(Problem description) Repeat each record below exactly, dropping the pictures.

(Materials provided)
* start *

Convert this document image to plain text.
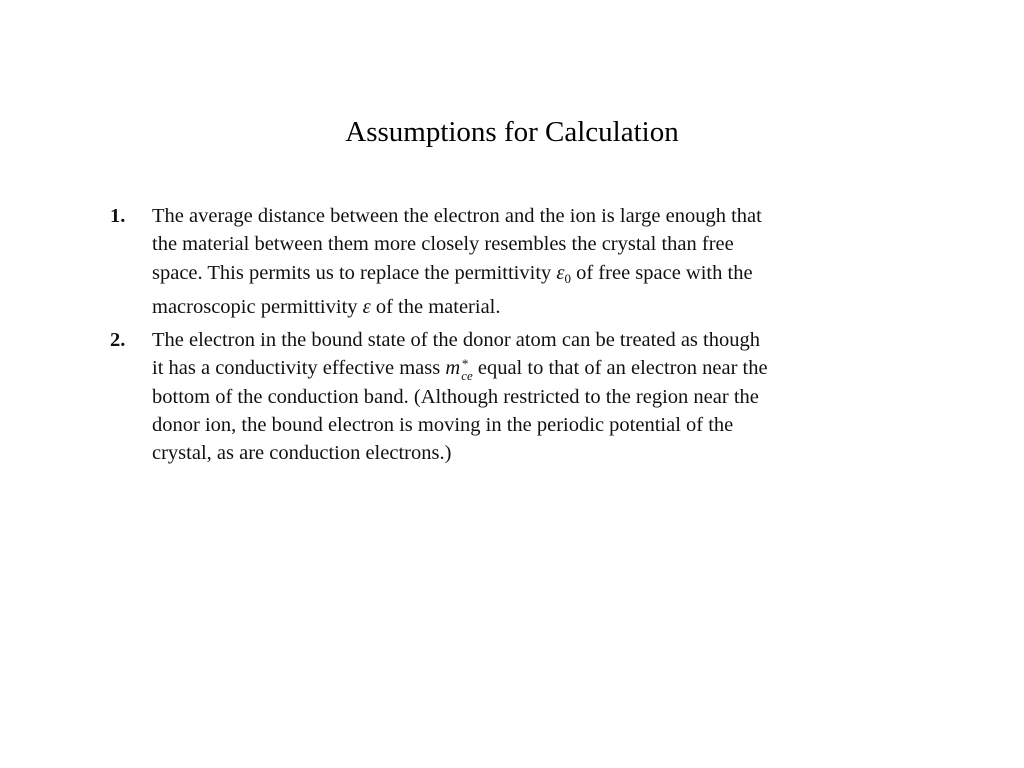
Assumptions for Calculation
1. The average distance between the electron and the ion is large enough that
the material between them more closely resembles the crystal than free
space. This permits us to replace the permittivity $\varepsilon_0$ of free space with the
macroscopic permittivity ε of the material.
2. The electron in the bound state of the donor atom can be treated as though
it has a conductivity effective mass m *
ce equal to that of an electron near the
bottom of the conduction band. (Although restricted to the region near the
donor ion, the bound electron is moving in the periodic potential of the
crystal, as are conduction electrons.)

* end *

(Answer to the task)
Convert this document image to plain text.
Assumptions for Calculation
1. The average distance between the electron and the ion is large enough that
the material between them more closely resembles the crystal than free
space. This permits us to replace the permittivity $\varepsilon_0$ of free space with the
macroscopic permittivity ε of the material.
2. The electron in the bound state of the donor atom can be treated as though
it has a conductivity effective mass m *
ce equal to that of an electron near the
bottom of the conduction band. (Although restricted to the region near the
donor ion, the bound electron is moving in the periodic potential of the
crystal, as are conduction electrons.)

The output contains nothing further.